== PROBLEM DESCRIPTION ==
Pull out every line below that contains the word "április".

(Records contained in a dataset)
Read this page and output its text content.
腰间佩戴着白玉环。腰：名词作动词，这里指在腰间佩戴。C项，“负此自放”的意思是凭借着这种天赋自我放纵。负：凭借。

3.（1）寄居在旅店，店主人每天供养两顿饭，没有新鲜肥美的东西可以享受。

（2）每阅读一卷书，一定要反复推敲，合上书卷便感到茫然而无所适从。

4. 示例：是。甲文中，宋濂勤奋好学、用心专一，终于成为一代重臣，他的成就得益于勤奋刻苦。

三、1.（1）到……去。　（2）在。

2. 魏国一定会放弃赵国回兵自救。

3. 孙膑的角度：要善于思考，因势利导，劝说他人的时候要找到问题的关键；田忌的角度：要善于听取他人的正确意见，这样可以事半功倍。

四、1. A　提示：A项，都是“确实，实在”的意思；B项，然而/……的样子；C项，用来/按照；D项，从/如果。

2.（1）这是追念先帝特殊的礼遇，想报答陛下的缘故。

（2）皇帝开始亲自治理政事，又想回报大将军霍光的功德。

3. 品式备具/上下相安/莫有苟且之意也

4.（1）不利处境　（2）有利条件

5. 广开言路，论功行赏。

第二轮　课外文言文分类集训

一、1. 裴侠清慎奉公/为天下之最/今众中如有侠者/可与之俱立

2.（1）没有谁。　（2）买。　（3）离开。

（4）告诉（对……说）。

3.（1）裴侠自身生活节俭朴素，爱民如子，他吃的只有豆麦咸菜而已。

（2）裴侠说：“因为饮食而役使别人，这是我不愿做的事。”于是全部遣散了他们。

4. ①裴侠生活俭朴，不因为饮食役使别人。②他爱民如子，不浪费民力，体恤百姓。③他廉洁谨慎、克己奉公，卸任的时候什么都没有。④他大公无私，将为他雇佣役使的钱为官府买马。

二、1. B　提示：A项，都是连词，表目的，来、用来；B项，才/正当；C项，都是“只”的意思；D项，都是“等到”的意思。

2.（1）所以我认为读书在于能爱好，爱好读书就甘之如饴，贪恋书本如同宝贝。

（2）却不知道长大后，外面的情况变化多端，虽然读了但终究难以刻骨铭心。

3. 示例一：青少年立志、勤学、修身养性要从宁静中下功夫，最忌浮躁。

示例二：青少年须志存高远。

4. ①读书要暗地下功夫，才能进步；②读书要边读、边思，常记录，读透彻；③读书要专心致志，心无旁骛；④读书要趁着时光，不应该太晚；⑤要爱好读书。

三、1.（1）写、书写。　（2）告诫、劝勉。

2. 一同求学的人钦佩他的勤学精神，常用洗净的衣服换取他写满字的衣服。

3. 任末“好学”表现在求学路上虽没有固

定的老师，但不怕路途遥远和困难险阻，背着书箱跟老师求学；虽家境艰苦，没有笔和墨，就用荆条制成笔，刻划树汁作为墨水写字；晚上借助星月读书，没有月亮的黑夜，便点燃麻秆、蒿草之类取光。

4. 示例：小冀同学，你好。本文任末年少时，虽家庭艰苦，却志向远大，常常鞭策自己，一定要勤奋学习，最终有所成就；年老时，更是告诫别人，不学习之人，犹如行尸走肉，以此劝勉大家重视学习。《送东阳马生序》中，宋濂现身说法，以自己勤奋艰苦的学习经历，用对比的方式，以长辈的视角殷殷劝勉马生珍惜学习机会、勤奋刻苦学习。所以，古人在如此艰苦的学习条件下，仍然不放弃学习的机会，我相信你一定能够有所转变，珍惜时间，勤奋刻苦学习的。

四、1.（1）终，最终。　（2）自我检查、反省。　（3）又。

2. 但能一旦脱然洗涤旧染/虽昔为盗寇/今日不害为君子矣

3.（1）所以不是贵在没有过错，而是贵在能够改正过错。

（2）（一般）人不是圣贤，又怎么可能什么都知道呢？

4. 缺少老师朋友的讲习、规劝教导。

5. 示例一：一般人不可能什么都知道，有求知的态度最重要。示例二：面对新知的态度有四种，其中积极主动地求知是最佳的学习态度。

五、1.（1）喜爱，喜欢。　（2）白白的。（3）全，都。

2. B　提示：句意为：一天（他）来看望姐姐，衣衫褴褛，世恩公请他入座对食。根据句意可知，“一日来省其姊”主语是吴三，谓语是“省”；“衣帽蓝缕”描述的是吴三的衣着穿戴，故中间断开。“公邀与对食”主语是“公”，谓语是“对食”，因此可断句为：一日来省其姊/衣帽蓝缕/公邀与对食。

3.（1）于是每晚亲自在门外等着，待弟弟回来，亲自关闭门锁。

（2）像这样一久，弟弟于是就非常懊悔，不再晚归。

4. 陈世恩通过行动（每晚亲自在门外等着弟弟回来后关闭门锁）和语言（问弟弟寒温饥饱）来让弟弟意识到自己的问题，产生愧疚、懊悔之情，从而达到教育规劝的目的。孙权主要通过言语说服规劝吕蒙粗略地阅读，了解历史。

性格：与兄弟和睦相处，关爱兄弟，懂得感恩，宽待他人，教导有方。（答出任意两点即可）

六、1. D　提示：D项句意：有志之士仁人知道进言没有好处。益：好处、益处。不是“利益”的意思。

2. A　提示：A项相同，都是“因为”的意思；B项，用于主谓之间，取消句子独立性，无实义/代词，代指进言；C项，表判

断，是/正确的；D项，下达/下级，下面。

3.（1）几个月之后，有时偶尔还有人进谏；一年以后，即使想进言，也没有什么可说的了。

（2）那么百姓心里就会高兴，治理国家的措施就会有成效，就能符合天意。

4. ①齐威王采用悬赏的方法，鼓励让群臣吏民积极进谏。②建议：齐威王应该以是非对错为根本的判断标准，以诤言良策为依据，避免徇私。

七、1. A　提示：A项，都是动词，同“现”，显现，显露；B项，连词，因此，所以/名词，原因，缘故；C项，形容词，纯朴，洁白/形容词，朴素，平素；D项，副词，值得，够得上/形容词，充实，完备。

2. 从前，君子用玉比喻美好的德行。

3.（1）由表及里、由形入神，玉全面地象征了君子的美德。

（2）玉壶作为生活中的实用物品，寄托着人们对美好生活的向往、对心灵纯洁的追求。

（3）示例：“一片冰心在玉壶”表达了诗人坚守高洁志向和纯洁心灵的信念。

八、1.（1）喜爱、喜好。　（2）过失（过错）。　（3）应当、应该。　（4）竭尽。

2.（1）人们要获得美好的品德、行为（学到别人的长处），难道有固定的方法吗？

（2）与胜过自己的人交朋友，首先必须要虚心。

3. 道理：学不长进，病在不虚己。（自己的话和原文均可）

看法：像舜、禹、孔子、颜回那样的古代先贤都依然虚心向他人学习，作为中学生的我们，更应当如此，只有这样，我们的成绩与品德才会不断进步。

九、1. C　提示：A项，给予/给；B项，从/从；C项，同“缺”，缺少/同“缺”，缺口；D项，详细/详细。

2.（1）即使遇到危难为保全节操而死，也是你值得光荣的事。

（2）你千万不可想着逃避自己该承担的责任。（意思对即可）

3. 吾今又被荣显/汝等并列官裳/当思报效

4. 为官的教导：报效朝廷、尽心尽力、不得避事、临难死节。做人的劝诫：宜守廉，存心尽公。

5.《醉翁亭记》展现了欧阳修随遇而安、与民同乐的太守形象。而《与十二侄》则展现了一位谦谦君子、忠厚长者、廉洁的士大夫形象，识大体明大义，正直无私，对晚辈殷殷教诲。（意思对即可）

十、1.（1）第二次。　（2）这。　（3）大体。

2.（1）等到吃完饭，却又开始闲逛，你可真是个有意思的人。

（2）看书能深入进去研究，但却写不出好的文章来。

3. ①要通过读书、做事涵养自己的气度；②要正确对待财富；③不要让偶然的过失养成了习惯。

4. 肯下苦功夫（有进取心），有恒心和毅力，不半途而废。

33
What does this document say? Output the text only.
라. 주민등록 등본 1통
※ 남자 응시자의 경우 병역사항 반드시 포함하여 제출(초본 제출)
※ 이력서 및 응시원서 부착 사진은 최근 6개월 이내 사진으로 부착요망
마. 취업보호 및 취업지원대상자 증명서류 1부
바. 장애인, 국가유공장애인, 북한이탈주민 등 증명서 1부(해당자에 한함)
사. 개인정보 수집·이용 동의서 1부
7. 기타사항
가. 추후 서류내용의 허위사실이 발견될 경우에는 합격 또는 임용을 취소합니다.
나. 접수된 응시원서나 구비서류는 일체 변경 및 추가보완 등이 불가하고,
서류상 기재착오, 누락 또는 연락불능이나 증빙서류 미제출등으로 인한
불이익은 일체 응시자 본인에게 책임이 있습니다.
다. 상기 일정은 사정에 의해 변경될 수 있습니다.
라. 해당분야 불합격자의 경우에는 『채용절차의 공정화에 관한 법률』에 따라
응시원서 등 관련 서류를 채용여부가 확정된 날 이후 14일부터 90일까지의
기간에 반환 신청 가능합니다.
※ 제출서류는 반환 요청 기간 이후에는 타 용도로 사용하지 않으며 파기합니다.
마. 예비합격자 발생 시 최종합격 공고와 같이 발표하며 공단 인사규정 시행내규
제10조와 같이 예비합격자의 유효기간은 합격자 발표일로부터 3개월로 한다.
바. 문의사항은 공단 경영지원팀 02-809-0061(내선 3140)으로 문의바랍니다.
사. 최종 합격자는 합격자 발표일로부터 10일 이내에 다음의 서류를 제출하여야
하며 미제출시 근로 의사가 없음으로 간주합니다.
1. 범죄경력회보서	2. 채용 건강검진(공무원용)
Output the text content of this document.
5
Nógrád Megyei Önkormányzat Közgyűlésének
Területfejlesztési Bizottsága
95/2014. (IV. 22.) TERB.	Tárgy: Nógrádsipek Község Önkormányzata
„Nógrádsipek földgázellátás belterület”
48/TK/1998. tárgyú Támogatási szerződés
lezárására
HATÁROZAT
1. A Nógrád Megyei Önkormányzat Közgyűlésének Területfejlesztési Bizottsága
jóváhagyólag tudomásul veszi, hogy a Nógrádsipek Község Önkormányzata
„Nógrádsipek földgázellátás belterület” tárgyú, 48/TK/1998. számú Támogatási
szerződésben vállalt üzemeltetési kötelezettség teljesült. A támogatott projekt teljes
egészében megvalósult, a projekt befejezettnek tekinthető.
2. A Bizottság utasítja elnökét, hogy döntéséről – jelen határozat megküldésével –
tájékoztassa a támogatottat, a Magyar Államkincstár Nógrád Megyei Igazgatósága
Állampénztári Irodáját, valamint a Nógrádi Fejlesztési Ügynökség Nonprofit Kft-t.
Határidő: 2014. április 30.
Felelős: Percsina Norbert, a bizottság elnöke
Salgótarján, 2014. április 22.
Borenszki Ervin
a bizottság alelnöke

== RESPONSE TO THE TASK ==
Határidő: 2014. április 30.
Salgótarján, 2014. április 22.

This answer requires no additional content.